START Provided information

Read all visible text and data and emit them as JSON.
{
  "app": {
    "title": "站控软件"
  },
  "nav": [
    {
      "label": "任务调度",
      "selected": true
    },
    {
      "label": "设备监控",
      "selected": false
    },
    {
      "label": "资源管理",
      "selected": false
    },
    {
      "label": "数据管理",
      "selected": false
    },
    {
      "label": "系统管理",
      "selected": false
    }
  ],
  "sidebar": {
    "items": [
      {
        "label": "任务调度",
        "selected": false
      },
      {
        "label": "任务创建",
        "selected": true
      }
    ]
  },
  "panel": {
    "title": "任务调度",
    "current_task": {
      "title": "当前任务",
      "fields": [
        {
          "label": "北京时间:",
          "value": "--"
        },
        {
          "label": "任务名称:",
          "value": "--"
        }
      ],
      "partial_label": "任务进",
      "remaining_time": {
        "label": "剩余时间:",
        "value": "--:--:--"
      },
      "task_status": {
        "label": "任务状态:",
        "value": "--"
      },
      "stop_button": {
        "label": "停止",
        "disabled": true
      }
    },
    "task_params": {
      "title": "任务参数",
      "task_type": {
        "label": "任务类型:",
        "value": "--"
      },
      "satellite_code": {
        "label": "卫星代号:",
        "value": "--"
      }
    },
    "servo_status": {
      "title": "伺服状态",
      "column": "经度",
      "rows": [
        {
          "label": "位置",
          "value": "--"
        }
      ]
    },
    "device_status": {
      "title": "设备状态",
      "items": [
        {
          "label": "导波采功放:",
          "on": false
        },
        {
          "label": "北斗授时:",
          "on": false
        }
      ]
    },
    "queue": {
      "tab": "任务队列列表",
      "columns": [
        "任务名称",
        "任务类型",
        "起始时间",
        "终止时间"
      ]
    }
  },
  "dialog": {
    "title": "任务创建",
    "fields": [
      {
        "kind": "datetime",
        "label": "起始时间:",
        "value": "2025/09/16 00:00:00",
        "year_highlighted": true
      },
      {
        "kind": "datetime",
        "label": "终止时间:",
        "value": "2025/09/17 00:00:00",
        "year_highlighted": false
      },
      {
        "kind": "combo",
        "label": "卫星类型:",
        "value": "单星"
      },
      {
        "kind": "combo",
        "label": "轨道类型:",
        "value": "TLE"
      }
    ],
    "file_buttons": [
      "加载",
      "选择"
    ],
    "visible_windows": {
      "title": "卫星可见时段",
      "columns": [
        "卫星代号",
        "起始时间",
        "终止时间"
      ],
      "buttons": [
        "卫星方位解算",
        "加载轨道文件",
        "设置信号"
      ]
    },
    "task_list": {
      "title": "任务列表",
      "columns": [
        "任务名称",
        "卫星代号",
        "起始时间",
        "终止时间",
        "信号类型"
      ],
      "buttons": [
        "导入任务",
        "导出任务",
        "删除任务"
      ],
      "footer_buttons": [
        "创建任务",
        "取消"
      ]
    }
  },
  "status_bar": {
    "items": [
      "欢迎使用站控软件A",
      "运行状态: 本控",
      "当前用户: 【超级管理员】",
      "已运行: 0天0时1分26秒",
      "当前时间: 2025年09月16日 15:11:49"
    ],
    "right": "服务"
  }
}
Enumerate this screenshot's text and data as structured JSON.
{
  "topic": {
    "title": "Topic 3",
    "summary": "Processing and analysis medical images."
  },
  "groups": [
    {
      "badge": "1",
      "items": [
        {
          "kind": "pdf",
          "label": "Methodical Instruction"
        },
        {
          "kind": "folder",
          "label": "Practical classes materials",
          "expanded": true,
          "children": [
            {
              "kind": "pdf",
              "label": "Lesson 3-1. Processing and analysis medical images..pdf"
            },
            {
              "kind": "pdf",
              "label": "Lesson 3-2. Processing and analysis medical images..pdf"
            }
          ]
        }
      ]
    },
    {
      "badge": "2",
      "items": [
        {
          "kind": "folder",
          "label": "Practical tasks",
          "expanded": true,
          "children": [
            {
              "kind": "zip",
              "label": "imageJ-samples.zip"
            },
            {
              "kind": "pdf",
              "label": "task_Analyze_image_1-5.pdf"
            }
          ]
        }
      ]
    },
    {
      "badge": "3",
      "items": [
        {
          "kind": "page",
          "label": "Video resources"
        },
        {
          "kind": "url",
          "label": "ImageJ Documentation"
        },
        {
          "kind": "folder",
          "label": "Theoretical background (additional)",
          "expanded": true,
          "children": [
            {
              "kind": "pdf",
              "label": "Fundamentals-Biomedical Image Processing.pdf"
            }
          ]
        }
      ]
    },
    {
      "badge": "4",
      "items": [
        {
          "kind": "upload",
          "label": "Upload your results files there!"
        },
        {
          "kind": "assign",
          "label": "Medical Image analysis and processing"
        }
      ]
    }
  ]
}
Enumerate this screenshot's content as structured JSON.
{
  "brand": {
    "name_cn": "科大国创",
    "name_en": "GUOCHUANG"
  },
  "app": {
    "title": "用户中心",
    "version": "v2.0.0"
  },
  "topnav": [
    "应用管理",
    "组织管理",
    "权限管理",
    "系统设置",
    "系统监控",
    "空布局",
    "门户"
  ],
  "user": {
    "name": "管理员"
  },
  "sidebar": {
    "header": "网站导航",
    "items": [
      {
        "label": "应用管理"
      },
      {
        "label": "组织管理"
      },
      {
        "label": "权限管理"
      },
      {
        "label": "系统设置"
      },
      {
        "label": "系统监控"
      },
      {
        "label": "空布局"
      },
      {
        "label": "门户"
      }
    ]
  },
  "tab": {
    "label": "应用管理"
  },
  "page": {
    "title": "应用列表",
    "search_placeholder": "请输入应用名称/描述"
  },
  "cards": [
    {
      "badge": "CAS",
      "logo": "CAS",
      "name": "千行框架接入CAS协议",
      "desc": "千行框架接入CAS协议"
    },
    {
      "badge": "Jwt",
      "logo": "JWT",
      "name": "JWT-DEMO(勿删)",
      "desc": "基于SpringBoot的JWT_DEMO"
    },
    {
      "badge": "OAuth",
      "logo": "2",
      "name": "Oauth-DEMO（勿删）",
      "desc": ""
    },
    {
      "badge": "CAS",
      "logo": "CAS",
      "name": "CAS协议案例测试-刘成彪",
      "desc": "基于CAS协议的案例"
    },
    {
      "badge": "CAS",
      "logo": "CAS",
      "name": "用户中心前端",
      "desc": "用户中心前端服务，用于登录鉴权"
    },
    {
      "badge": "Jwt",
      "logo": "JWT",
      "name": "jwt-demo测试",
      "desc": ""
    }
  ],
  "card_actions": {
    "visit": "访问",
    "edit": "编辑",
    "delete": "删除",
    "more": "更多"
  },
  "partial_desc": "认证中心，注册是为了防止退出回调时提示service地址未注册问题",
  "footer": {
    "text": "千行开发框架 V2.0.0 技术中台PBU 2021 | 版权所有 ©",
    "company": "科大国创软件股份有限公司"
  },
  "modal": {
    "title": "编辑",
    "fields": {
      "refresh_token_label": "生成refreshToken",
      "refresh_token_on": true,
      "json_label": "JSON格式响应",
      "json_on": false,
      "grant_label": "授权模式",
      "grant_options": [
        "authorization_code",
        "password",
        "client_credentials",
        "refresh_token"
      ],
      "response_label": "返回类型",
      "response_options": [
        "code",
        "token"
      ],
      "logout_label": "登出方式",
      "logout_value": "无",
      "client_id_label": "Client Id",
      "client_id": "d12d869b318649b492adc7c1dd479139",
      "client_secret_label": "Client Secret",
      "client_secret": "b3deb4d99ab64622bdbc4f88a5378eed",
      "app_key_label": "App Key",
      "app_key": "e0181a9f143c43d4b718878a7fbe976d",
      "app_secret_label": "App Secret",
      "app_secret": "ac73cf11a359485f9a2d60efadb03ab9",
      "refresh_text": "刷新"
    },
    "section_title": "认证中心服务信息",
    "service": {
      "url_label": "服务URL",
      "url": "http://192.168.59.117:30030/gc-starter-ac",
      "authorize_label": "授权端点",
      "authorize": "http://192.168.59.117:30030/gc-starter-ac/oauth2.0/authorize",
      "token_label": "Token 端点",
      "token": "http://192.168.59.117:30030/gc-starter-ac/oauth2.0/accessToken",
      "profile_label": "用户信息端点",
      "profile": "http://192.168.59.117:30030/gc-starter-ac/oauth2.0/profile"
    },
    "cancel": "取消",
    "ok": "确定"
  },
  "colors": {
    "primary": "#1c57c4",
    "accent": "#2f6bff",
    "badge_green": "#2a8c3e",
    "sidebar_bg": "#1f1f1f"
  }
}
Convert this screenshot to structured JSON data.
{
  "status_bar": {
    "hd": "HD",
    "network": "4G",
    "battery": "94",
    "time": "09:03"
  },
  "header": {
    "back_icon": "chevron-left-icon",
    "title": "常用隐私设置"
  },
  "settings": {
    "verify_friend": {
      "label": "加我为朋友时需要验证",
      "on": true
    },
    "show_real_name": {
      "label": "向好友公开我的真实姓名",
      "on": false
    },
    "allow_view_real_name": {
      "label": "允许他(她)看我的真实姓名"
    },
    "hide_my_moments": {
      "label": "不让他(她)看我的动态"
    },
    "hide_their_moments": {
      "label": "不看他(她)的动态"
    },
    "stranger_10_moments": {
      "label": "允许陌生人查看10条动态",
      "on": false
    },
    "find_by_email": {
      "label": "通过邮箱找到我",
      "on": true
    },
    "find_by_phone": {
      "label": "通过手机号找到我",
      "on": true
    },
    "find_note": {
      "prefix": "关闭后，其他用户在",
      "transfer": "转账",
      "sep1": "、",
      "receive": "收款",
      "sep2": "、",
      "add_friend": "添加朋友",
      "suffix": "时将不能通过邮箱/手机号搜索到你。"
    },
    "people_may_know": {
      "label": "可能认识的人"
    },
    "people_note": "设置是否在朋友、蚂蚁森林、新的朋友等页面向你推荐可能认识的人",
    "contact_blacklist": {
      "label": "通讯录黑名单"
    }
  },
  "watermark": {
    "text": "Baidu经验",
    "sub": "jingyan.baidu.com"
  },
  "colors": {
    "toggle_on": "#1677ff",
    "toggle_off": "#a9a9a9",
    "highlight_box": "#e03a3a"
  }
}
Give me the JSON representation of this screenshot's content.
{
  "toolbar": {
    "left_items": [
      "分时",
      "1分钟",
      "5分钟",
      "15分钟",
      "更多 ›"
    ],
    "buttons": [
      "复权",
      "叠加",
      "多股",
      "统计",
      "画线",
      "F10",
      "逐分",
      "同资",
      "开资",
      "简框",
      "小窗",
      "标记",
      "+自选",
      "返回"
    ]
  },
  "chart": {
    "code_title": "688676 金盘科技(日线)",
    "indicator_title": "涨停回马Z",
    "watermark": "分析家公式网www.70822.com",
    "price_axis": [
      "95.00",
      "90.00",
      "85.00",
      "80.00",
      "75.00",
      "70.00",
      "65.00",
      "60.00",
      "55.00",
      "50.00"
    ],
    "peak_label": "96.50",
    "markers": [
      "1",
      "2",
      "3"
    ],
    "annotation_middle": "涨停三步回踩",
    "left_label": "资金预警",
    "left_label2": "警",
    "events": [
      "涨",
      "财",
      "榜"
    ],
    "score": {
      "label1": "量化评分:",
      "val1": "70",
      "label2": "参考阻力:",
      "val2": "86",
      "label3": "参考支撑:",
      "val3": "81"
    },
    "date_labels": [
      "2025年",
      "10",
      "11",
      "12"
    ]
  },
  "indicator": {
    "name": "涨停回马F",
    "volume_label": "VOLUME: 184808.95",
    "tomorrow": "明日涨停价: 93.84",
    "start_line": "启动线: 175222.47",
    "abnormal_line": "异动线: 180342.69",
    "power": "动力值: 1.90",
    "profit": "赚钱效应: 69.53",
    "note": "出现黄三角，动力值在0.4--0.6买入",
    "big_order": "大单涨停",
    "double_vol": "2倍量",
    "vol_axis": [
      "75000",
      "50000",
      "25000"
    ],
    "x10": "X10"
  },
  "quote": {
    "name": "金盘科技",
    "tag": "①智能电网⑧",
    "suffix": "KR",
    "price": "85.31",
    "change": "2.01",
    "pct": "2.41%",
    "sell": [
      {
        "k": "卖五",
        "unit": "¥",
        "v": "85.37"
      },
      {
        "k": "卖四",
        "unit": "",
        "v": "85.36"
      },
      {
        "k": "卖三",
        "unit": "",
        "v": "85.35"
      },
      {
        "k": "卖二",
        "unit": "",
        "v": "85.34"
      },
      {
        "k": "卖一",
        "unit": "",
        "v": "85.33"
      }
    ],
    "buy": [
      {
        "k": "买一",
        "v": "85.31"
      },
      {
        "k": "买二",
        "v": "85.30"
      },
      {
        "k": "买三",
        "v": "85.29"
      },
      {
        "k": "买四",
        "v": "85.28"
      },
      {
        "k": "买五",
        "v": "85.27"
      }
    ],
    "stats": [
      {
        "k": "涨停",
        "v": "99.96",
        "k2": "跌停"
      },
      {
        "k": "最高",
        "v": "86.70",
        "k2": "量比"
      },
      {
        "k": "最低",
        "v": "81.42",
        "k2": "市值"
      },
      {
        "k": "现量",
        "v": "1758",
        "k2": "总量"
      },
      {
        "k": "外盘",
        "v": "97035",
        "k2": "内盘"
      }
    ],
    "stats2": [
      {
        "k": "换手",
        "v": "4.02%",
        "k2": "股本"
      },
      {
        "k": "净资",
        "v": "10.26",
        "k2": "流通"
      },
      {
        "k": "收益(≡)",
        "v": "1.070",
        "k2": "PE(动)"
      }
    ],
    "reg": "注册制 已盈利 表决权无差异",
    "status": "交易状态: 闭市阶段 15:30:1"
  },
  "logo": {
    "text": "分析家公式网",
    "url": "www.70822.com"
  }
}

END Provided information

The problem. Go through the listing above and locate each line that holds the word "Enumerate". Copy those lines.

Finished exercise.
Enumerate this screenshot's text and data as structured JSON.
Enumerate this screenshot's content as structured JSON.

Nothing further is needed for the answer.